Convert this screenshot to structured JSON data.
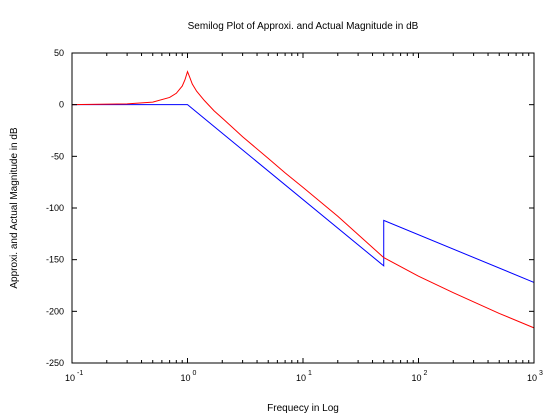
{
  "chart_data": {
    "type": "line",
    "title": "Semilog Plot of Approxi. and Actual Magnitude in dB",
    "xlabel": "Frequecy in Log",
    "ylabel": "Approxi. and Actual Magnitude in dB",
    "x_scale": "log",
    "xlim": [
      0.1,
      1000
    ],
    "ylim": [
      -250,
      50
    ],
    "grid": false,
    "x_ticks": [
      {
        "value": 0.1,
        "base": "10",
        "exp": "-1"
      },
      {
        "value": 1,
        "base": "10",
        "exp": "0"
      },
      {
        "value": 10,
        "base": "10",
        "exp": "1"
      },
      {
        "value": 100,
        "base": "10",
        "exp": "2"
      },
      {
        "value": 1000,
        "base": "10",
        "exp": "3"
      }
    ],
    "y_ticks": [
      {
        "value": 50,
        "label": "50"
      },
      {
        "value": 0,
        "label": "0"
      },
      {
        "value": -50,
        "label": "-50"
      },
      {
        "value": -100,
        "label": "-100"
      },
      {
        "value": -150,
        "label": "-150"
      },
      {
        "value": -200,
        "label": "-200"
      },
      {
        "value": -250,
        "label": "-250"
      }
    ],
    "series": [
      {
        "color": "#0000ff",
        "x": [
          0.1,
          1,
          50,
          50,
          1000
        ],
        "y": [
          0,
          0,
          -156,
          -112,
          -172
        ]
      },
      {
        "color": "#ff0000",
        "x": [
          0.1,
          0.3,
          0.5,
          0.7,
          0.8,
          0.9,
          0.95,
          1.0,
          1.05,
          1.1,
          1.2,
          1.4,
          1.7,
          2,
          3,
          5,
          7,
          10,
          20,
          50,
          100,
          200,
          500,
          1000
        ],
        "y": [
          0,
          0.8,
          2.5,
          7,
          11,
          18,
          24,
          32,
          26,
          20,
          13,
          4,
          -6,
          -13,
          -31,
          -52,
          -66,
          -80,
          -108,
          -148,
          -166,
          -182,
          -202,
          -216
        ]
      }
    ]
  }
}
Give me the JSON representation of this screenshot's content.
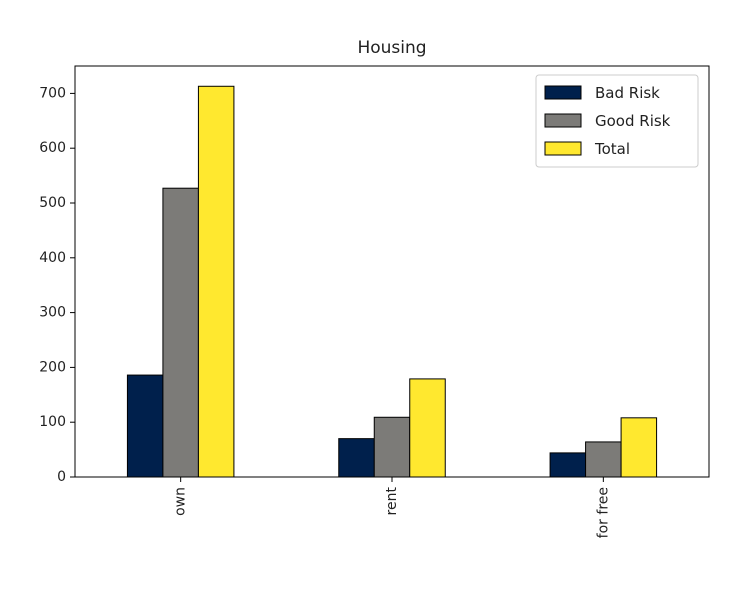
{
  "chart_data": {
    "type": "bar",
    "title": "Housing",
    "xlabel": "",
    "ylabel": "",
    "categories": [
      "own",
      "rent",
      "for free"
    ],
    "series": [
      {
        "name": "Bad Risk",
        "color": "#00204c",
        "values": [
          186,
          70,
          44
        ]
      },
      {
        "name": "Good Risk",
        "color": "#7c7b78",
        "values": [
          527,
          109,
          64
        ]
      },
      {
        "name": "Total",
        "color": "#ffe82f",
        "values": [
          713,
          179,
          108
        ]
      }
    ],
    "ylim": [
      0,
      750
    ],
    "yticks": [
      0,
      100,
      200,
      300,
      400,
      500,
      600,
      700
    ],
    "grid": false,
    "legend_position": "top-right"
  }
}
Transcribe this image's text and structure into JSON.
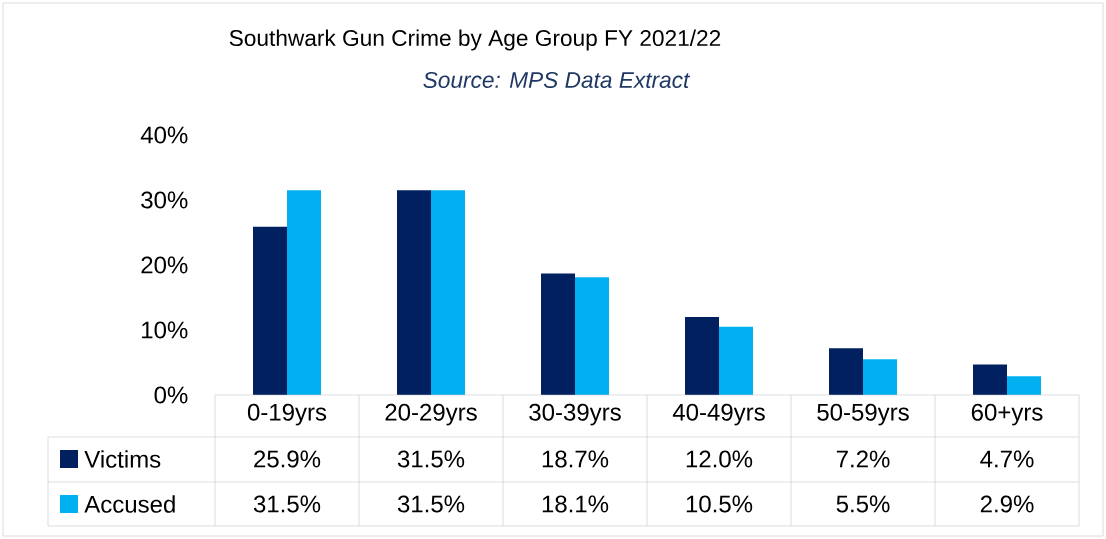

+++++

= Work instructions =
From the listing above, pick out every line containing "Approxi".

= Full response =
    "title": "Semilog Plot of Approxi. and Actual Magnitude in dB",
    "ylabel": "Approxi. and Actual Magnitude in dB",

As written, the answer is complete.